### AIM OF THE TASK
Please write out the material that follows, exactly as it stands.

### INPUT ROWS
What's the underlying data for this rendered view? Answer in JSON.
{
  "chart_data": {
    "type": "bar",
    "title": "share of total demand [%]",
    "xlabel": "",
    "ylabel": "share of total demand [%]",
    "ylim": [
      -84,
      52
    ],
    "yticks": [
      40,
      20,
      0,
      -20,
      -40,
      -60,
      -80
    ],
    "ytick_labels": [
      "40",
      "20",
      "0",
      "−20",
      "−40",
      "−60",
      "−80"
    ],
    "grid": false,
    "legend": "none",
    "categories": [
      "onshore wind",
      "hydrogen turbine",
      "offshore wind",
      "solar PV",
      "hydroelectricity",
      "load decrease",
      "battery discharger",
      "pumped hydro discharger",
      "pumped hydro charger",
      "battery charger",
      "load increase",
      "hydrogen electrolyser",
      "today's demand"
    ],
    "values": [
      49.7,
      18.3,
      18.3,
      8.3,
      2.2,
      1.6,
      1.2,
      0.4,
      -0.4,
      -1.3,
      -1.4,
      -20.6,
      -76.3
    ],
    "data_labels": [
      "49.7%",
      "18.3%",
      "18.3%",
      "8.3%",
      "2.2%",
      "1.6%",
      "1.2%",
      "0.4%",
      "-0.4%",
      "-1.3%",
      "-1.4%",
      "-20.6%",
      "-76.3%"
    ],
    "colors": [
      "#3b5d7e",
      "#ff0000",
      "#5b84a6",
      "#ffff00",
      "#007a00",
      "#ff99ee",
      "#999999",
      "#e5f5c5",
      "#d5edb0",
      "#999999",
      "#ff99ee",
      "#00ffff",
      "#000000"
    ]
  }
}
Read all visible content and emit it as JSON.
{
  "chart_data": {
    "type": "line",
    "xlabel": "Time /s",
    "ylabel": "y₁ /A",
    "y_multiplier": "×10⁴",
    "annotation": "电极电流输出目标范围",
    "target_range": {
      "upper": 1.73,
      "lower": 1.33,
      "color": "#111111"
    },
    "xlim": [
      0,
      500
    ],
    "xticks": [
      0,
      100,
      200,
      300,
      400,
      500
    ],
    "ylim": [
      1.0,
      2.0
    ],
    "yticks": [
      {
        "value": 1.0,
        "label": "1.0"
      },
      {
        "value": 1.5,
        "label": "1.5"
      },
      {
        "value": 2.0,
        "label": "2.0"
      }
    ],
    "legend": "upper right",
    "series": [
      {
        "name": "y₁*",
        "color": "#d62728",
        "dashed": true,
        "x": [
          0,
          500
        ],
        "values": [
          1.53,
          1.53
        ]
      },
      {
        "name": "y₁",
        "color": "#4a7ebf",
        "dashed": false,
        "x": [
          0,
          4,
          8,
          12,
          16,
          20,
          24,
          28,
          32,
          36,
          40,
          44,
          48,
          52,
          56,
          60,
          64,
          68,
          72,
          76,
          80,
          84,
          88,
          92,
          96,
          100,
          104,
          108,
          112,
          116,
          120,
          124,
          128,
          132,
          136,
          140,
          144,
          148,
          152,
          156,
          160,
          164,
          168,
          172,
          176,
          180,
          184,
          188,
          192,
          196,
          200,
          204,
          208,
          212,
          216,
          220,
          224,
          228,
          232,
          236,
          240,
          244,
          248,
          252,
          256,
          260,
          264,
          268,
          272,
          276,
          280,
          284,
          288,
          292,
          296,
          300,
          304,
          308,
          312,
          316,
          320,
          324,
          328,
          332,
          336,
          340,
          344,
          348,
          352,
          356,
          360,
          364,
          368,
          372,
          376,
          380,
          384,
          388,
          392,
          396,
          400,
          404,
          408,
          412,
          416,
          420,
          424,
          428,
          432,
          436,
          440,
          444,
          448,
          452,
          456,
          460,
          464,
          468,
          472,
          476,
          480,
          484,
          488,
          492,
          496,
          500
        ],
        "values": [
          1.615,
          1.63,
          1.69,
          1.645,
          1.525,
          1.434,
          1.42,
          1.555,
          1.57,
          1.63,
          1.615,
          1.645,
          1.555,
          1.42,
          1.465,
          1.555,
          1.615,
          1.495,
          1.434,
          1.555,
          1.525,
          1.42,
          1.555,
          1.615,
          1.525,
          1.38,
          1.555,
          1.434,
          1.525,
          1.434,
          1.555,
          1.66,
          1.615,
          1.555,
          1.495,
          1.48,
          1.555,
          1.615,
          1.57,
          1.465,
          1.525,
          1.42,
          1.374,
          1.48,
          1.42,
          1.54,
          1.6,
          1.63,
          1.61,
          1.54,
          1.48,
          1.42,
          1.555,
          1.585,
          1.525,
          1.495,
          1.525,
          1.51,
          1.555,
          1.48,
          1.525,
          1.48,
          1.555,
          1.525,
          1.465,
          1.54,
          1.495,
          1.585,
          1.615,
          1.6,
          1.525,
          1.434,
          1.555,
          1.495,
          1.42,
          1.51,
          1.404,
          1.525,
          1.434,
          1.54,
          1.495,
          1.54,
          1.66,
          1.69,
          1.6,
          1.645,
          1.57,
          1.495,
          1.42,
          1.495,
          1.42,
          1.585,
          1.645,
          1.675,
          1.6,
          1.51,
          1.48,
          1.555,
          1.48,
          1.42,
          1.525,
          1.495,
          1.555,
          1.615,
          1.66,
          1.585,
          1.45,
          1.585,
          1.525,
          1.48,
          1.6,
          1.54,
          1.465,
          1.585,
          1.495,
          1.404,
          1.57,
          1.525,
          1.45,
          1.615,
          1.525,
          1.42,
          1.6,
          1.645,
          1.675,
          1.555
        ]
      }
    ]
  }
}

### TASK OUTPUT
What's the underlying data for this rendered view? Answer in JSON.
{
  "chart_data": {
    "type": "bar",
    "title": "share of total demand [%]",
    "xlabel": "",
    "ylabel": "share of total demand [%]",
    "ylim": [
      -84,
      52
    ],
    "yticks": [
      40,
      20,
      0,
      -20,
      -40,
      -60,
      -80
    ],
    "ytick_labels": [
      "40",
      "20",
      "0",
      "−20",
      "−40",
      "−60",
      "−80"
    ],
    "grid": false,
    "legend": "none",
    "categories": [
      "onshore wind",
      "hydrogen turbine",
      "offshore wind",
      "solar PV",
      "hydroelectricity",
      "load decrease",
      "battery discharger",
      "pumped hydro discharger",
      "pumped hydro charger",
      "battery charger",
      "load increase",
      "hydrogen electrolyser",
      "today's demand"
    ],
    "values": [
      49.7,
      18.3,
      18.3,
      8.3,
      2.2,
      1.6,
      1.2,
      0.4,
      -0.4,
      -1.3,
      -1.4,
      -20.6,
      -76.3
    ],
    "data_labels": [
      "49.7%",
      "18.3%",
      "18.3%",
      "8.3%",
      "2.2%",
      "1.6%",
      "1.2%",
      "0.4%",
      "-0.4%",
      "-1.3%",
      "-1.4%",
      "-20.6%",
      "-76.3%"
    ],
    "colors": [
      "#3b5d7e",
      "#ff0000",
      "#5b84a6",
      "#ffff00",
      "#007a00",
      "#ff99ee",
      "#999999",
      "#e5f5c5",
      "#d5edb0",
      "#999999",
      "#ff99ee",
      "#00ffff",
      "#000000"
    ]
  }
}
Read all visible content and emit it as JSON.
{
  "chart_data": {
    "type": "line",
    "xlabel": "Time /s",
    "ylabel": "y₁ /A",
    "y_multiplier": "×10⁴",
    "annotation": "电极电流输出目标范围",
    "target_range": {
      "upper": 1.73,
      "lower": 1.33,
      "color": "#111111"
    },
    "xlim": [
      0,
      500
    ],
    "xticks": [
      0,
      100,
      200,
      300,
      400,
      500
    ],
    "ylim": [
      1.0,
      2.0
    ],
    "yticks": [
      {
        "value": 1.0,
        "label": "1.0"
      },
      {
        "value": 1.5,
        "label": "1.5"
      },
      {
        "value": 2.0,
        "label": "2.0"
      }
    ],
    "legend": "upper right",
    "series": [
      {
        "name": "y₁*",
        "color": "#d62728",
        "dashed": true,
        "x": [
          0,
          500
        ],
        "values": [
          1.53,
          1.53
        ]
      },
      {
        "name": "y₁",
        "color": "#4a7ebf",
        "dashed": false,
        "x": [
          0,
          4,
          8,
          12,
          16,
          20,
          24,
          28,
          32,
          36,
          40,
          44,
          48,
          52,
          56,
          60,
          64,
          68,
          72,
          76,
          80,
          84,
          88,
          92,
          96,
          100,
          104,
          108,
          112,
          116,
          120,
          124,
          128,
          132,
          136,
          140,
          144,
          148,
          152,
          156,
          160,
          164,
          168,
          172,
          176,
          180,
          184,
          188,
          192,
          196,
          200,
          204,
          208,
          212,
          216,
          220,
          224,
          228,
          232,
          236,
          240,
          244,
          248,
          252,
          256,
          260,
          264,
          268,
          272,
          276,
          280,
          284,
          288,
          292,
          296,
          300,
          304,
          308,
          312,
          316,
          320,
          324,
          328,
          332,
          336,
          340,
          344,
          348,
          352,
          356,
          360,
          364,
          368,
          372,
          376,
          380,
          384,
          388,
          392,
          396,
          400,
          404,
          408,
          412,
          416,
          420,
          424,
          428,
          432,
          436,
          440,
          444,
          448,
          452,
          456,
          460,
          464,
          468,
          472,
          476,
          480,
          484,
          488,
          492,
          496,
          500
        ],
        "values": [
          1.615,
          1.63,
          1.69,
          1.645,
          1.525,
          1.434,
          1.42,
          1.555,
          1.57,
          1.63,
          1.615,
          1.645,
          1.555,
          1.42,
          1.465,
          1.555,
          1.615,
          1.495,
          1.434,
          1.555,
          1.525,
          1.42,
          1.555,
          1.615,
          1.525,
          1.38,
          1.555,
          1.434,
          1.525,
          1.434,
          1.555,
          1.66,
          1.615,
          1.555,
          1.495,
          1.48,
          1.555,
          1.615,
          1.57,
          1.465,
          1.525,
          1.42,
          1.374,
          1.48,
          1.42,
          1.54,
          1.6,
          1.63,
          1.61,
          1.54,
          1.48,
          1.42,
          1.555,
          1.585,
          1.525,
          1.495,
          1.525,
          1.51,
          1.555,
          1.48,
          1.525,
          1.48,
          1.555,
          1.525,
          1.465,
          1.54,
          1.495,
          1.585,
          1.615,
          1.6,
          1.525,
          1.434,
          1.555,
          1.495,
          1.42,
          1.51,
          1.404,
          1.525,
          1.434,
          1.54,
          1.495,
          1.54,
          1.66,
          1.69,
          1.6,
          1.645,
          1.57,
          1.495,
          1.42,
          1.495,
          1.42,
          1.585,
          1.645,
          1.675,
          1.6,
          1.51,
          1.48,
          1.555,
          1.48,
          1.42,
          1.525,
          1.495,
          1.555,
          1.615,
          1.66,
          1.585,
          1.45,
          1.585,
          1.525,
          1.48,
          1.6,
          1.54,
          1.465,
          1.585,
          1.495,
          1.404,
          1.57,
          1.525,
          1.45,
          1.615,
          1.525,
          1.42,
          1.6,
          1.645,
          1.675,
          1.555
        ]
      }
    ]
  }
}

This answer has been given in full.